Written exercise:
All of the data needs to be repeated exactly.
** begin Supplied data **
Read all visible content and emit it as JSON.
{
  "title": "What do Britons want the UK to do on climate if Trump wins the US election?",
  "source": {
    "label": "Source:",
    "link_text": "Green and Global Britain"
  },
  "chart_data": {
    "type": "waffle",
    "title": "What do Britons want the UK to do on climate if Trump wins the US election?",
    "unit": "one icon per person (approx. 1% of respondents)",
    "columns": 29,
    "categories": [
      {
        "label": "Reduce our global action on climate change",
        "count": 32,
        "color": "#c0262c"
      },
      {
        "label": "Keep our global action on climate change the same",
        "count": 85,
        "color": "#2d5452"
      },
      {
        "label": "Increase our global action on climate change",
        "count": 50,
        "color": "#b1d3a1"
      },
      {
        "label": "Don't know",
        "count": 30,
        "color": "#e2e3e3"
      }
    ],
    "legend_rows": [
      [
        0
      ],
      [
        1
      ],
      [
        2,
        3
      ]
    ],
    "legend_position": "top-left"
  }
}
** end Supplied data **
Answer in full:
Read all visible content and emit it as JSON.
{
  "title": "What do Britons want the UK to do on climate if Trump wins the US election?",
  "source": {
    "label": "Source:",
    "link_text": "Green and Global Britain"
  },
  "chart_data": {
    "type": "waffle",
    "title": "What do Britons want the UK to do on climate if Trump wins the US election?",
    "unit": "one icon per person (approx. 1% of respondents)",
    "columns": 29,
    "categories": [
      {
        "label": "Reduce our global action on climate change",
        "count": 32,
        "color": "#c0262c"
      },
      {
        "label": "Keep our global action on climate change the same",
        "count": 85,
        "color": "#2d5452"
      },
      {
        "label": "Increase our global action on climate change",
        "count": 50,
        "color": "#b1d3a1"
      },
      {
        "label": "Don't know",
        "count": 30,
        "color": "#e2e3e3"
      }
    ],
    "legend_rows": [
      [
        0
      ],
      [
        1
      ],
      [
        2,
        3
      ]
    ],
    "legend_position": "top-left"
  }
}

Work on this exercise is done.